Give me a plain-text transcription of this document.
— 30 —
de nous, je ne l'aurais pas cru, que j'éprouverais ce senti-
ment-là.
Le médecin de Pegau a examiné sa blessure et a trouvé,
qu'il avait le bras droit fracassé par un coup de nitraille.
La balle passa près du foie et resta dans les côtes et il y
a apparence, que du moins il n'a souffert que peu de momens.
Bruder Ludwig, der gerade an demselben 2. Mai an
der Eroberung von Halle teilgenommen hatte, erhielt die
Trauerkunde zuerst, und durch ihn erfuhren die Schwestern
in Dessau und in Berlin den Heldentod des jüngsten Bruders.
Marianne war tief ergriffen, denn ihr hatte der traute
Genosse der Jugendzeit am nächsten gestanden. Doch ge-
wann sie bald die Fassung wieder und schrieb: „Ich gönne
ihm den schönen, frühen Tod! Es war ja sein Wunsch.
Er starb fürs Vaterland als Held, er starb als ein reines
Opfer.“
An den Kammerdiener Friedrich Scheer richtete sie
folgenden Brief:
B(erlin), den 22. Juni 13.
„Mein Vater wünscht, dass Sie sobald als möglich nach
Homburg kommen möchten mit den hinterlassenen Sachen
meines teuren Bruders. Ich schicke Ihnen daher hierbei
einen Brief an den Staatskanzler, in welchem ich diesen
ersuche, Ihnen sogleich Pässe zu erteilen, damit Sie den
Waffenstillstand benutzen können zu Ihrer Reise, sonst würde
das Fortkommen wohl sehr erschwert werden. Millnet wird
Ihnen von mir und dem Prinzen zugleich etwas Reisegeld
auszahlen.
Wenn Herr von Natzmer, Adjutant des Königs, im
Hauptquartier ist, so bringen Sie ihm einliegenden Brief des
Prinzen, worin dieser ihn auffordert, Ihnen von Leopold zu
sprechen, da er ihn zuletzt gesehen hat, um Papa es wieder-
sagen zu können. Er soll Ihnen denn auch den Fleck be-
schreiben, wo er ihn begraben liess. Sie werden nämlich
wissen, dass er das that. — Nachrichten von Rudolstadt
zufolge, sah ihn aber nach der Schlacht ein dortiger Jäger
________
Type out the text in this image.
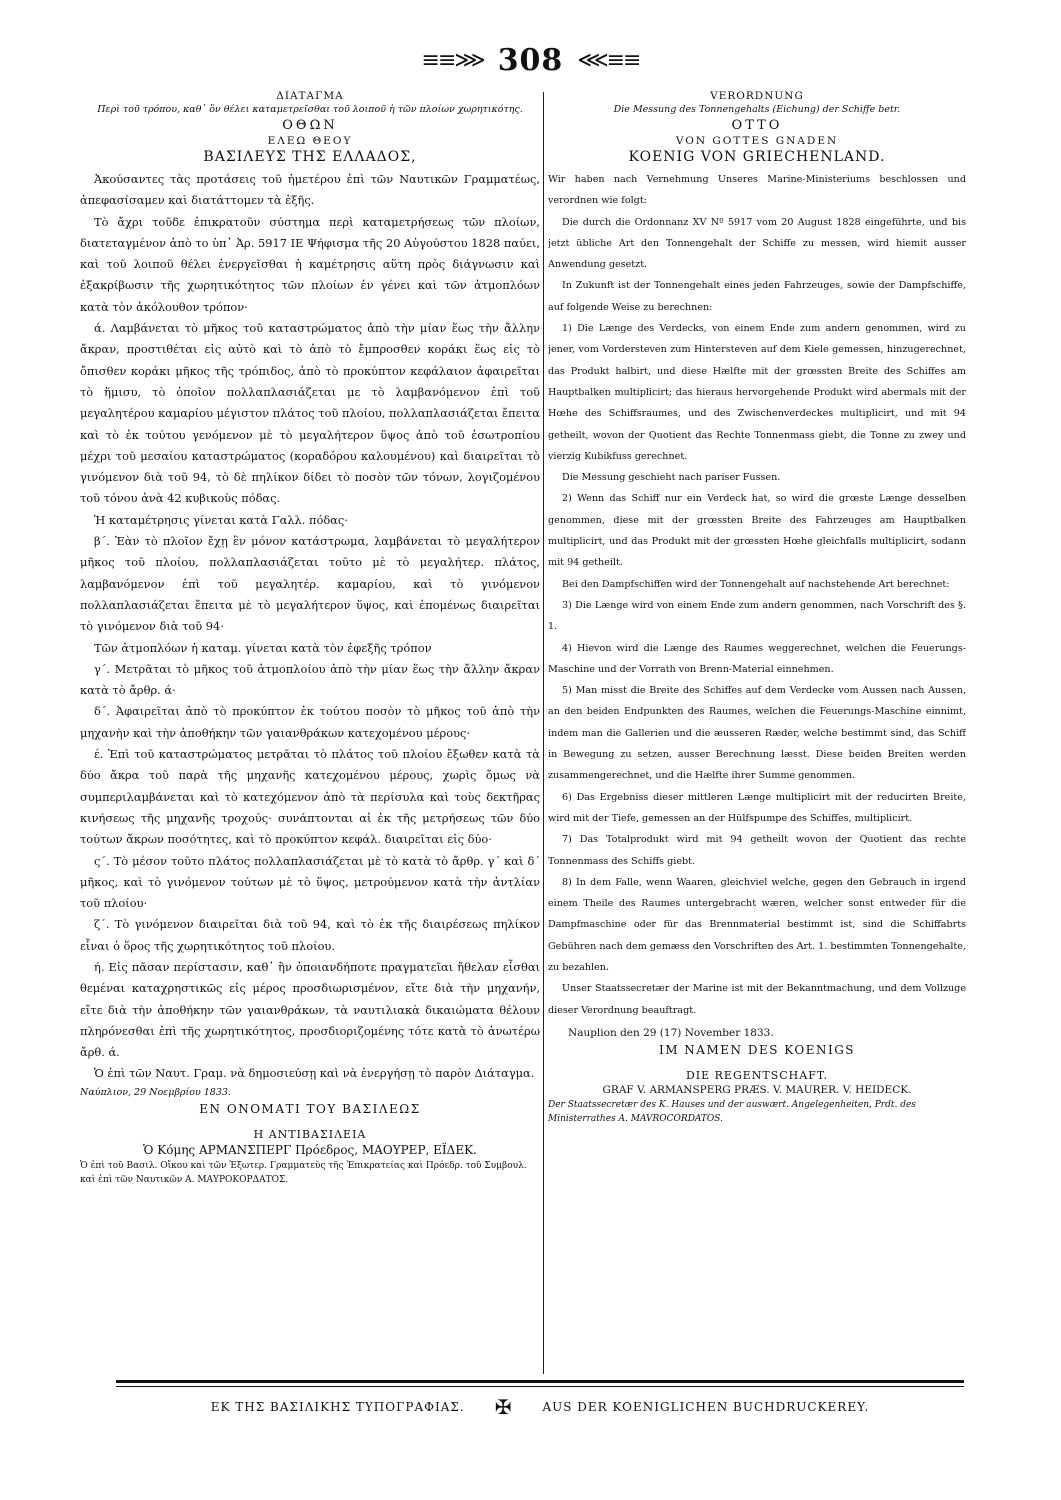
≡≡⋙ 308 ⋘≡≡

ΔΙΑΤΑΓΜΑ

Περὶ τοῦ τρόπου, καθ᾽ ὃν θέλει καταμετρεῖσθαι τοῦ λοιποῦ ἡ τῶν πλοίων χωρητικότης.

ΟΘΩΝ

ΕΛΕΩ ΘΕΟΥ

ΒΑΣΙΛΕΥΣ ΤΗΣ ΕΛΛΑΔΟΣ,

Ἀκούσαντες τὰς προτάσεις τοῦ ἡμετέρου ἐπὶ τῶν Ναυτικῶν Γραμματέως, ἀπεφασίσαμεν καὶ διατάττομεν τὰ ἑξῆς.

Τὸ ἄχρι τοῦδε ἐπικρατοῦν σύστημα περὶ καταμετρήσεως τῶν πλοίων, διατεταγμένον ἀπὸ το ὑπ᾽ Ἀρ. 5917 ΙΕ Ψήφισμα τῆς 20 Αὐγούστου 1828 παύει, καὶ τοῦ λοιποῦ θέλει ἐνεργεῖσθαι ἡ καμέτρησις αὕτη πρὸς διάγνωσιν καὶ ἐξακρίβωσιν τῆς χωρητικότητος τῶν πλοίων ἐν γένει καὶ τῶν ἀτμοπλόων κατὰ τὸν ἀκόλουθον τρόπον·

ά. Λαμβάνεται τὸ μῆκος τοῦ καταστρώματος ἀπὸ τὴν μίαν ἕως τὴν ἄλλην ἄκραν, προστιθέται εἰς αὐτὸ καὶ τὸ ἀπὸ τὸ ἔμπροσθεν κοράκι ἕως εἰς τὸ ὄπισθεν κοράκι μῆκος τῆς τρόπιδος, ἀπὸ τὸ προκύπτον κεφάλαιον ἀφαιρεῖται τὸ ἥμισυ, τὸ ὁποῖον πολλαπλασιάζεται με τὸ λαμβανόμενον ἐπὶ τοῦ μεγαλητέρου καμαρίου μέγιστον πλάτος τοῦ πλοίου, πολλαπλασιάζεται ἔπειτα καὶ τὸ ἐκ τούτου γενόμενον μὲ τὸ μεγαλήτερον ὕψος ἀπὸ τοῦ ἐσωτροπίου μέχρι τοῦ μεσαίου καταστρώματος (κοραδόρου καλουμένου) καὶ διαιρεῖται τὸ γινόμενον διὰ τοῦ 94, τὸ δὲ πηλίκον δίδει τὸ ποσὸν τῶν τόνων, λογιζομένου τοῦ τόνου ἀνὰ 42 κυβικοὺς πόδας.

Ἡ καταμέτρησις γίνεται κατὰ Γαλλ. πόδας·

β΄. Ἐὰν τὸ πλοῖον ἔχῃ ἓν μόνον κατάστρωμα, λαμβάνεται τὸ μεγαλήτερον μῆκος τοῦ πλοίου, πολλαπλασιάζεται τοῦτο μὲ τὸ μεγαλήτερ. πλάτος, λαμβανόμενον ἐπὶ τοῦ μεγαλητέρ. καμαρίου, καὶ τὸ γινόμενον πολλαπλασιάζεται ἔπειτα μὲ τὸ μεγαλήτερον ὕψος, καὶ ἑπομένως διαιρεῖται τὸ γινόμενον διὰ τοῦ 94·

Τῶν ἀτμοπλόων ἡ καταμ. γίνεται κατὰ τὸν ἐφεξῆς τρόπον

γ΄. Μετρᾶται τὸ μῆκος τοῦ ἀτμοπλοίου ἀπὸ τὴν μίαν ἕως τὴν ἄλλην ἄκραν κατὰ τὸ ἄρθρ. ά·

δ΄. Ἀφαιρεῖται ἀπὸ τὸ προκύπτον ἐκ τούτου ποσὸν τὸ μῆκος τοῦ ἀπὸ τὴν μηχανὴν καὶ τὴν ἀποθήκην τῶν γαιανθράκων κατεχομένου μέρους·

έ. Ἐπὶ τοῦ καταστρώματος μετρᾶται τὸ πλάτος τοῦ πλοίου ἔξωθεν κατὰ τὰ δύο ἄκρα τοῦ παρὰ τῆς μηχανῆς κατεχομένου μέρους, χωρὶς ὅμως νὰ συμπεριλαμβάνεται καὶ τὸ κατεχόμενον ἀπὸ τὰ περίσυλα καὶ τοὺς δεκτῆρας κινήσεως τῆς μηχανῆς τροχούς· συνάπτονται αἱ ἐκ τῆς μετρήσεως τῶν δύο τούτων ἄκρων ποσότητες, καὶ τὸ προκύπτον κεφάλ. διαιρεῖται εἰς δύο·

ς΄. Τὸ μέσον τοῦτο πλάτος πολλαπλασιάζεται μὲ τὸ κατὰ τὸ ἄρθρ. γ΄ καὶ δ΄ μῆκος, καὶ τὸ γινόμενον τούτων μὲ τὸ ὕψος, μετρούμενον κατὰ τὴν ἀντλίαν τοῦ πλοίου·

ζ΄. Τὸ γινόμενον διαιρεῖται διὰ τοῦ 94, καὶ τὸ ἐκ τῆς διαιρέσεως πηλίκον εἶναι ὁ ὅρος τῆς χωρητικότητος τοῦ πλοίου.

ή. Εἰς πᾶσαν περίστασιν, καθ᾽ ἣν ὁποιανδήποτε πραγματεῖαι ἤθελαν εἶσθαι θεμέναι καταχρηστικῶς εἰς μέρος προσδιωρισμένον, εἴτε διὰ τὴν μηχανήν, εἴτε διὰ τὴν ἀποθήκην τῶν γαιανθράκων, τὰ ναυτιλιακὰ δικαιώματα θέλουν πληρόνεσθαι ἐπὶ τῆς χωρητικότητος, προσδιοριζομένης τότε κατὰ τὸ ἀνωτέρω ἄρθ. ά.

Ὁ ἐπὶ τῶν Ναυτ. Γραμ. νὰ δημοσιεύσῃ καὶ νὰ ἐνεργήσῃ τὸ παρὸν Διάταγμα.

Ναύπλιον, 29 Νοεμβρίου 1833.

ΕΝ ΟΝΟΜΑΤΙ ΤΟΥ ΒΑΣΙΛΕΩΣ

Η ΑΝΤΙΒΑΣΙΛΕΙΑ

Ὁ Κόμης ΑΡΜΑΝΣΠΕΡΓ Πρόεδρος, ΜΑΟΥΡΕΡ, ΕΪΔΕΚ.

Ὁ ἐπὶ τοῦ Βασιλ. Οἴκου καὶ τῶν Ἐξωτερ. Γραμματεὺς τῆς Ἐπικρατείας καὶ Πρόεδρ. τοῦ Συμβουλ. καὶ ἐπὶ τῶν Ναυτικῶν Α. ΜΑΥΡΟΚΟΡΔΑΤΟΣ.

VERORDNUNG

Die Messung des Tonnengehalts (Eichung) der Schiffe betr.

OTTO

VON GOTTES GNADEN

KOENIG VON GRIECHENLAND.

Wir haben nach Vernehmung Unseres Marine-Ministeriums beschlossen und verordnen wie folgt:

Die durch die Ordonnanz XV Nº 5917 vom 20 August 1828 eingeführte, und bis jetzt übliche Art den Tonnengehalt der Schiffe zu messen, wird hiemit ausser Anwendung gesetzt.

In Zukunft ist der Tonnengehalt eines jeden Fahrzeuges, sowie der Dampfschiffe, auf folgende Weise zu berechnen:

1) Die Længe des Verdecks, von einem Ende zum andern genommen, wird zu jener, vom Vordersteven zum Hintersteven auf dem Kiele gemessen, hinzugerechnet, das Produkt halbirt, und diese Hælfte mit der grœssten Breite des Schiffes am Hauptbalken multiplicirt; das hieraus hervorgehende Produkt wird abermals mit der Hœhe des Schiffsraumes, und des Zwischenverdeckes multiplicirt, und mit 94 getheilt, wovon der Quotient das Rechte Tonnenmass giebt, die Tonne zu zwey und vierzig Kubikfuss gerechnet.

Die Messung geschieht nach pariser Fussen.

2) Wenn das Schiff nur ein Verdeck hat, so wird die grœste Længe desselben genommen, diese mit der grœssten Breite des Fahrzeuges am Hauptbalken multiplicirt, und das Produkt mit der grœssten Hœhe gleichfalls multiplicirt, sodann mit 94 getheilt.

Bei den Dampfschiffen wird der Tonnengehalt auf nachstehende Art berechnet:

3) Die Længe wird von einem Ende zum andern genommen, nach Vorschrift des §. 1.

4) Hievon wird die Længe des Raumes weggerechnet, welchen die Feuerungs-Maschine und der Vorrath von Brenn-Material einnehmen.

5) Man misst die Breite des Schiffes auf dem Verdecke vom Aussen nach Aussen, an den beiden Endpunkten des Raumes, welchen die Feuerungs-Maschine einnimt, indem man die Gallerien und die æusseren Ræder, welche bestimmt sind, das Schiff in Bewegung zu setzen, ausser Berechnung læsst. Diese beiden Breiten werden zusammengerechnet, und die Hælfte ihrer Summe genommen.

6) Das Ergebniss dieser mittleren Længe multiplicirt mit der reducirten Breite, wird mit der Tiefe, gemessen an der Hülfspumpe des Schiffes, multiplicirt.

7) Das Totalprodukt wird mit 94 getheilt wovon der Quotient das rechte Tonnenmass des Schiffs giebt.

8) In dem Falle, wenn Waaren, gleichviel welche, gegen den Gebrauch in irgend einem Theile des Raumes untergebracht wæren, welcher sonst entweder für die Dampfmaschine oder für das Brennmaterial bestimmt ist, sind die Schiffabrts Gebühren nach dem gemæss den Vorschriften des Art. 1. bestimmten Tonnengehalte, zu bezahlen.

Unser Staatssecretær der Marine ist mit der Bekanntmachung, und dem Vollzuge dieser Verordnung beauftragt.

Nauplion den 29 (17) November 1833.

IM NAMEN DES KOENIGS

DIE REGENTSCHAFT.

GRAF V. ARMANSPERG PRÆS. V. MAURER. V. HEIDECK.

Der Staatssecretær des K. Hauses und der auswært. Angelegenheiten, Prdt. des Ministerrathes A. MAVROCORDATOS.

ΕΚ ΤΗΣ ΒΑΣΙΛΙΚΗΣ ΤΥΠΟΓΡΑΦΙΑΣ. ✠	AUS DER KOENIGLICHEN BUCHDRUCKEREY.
________
Each line above that contains the string "πηλίκον" should be identified and copied.

ά. Λαμβάνεται τὸ μῆκος τοῦ καταστρώματος ἀπὸ τὴν μίαν ἕως τὴν ἄλλην ἄκραν, προστιθέται εἰς αὐτὸ καὶ τὸ ἀπὸ τὸ ἔμπροσθεν κοράκι ἕως εἰς τὸ ὄπισθεν κοράκι μῆκος τῆς τρόπιδος, ἀπὸ τὸ προκύπτον κεφάλαιον ἀφαιρεῖται τὸ ἥμισυ, τὸ ὁποῖον πολλαπλασιάζεται με τὸ λαμβανόμενον ἐπὶ τοῦ μεγαλητέρου καμαρίου μέγιστον πλάτος τοῦ πλοίου, πολλαπλασιάζεται ἔπειτα καὶ τὸ ἐκ τούτου γενόμενον μὲ τὸ μεγαλήτερον ὕψος ἀπὸ τοῦ ἐσωτροπίου μέχρι τοῦ μεσαίου καταστρώματος (κοραδόρου καλουμένου) καὶ διαιρεῖται τὸ γινόμενον διὰ τοῦ 94, τὸ δὲ πηλίκον δίδει τὸ ποσὸν τῶν τόνων, λογιζομένου τοῦ τόνου ἀνὰ 42 κυβικοὺς πόδας.
ζ΄. Τὸ γινόμενον διαιρεῖται διὰ τοῦ 94, καὶ τὸ ἐκ τῆς διαιρέσεως πηλίκον εἶναι ὁ ὅρος τῆς χωρητικότητος τοῦ πλοίου.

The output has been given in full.